### CHALLENGE
Which lines contain the string "available"? Please list every one of them.

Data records
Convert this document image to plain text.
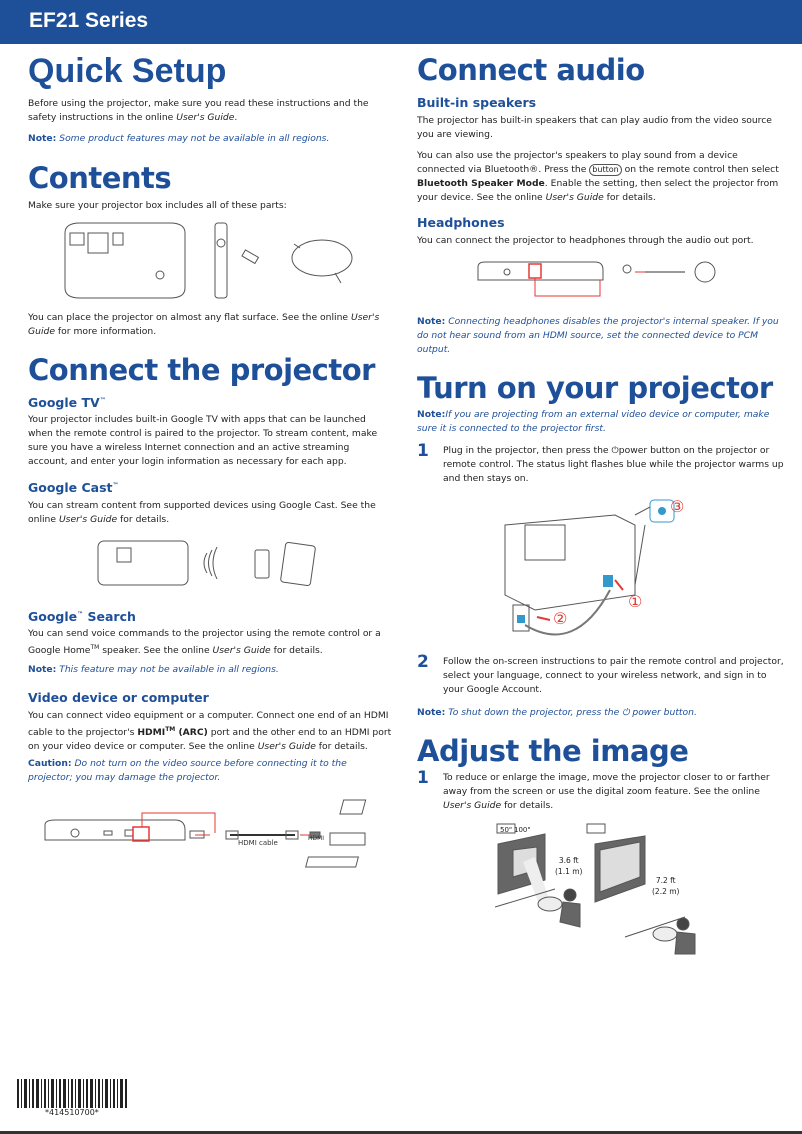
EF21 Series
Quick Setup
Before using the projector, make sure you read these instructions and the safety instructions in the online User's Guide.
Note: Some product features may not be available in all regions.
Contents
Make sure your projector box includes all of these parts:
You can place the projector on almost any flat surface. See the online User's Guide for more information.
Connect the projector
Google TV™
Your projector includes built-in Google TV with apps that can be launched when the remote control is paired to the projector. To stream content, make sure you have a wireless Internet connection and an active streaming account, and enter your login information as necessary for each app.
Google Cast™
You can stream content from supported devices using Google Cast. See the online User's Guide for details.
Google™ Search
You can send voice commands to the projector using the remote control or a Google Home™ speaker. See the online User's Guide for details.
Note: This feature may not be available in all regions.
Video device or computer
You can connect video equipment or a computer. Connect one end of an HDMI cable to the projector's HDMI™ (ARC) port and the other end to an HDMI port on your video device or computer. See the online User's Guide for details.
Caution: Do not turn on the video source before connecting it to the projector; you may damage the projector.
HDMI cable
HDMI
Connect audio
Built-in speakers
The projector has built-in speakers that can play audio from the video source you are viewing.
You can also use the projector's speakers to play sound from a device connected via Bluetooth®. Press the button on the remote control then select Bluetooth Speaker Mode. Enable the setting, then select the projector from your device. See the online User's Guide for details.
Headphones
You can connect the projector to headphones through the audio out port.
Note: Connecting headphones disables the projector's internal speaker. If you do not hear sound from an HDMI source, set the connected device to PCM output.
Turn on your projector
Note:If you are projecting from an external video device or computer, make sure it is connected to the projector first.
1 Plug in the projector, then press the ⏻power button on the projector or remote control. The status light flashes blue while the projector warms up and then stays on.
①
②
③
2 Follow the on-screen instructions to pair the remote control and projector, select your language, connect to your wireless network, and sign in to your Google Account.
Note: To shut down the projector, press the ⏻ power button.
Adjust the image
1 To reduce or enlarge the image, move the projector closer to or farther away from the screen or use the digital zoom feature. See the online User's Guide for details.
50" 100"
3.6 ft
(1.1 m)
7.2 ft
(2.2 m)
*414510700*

---

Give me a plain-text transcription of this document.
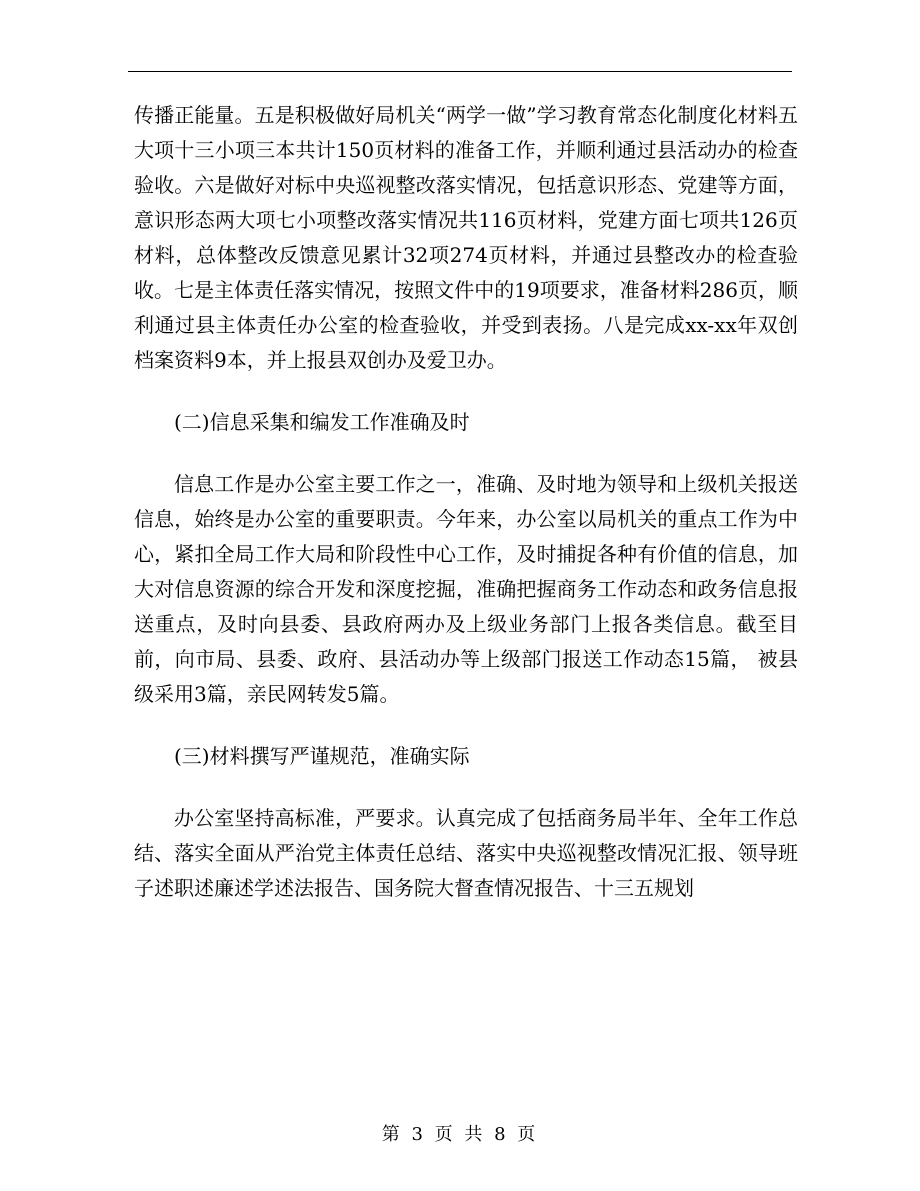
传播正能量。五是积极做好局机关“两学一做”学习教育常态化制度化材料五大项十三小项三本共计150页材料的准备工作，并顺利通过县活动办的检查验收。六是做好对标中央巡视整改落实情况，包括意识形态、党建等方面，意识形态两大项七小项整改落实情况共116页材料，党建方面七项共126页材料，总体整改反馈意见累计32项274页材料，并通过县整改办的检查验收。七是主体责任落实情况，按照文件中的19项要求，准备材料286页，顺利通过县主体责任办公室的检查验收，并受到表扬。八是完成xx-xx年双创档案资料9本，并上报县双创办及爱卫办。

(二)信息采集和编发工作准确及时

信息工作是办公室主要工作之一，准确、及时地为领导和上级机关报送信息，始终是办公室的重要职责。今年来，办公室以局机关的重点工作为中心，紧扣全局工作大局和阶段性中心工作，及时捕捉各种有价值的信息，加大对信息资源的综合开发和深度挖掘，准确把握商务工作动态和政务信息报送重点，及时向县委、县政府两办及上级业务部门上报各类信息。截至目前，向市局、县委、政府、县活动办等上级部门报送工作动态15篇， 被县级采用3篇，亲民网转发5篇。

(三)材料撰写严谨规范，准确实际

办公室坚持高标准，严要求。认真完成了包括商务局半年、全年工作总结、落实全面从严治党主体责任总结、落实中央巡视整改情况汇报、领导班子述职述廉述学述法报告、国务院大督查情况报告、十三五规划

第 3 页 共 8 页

### OUTPUT
Note: Some product features may not be available in all regions.
Note: This feature may not be available in all regions.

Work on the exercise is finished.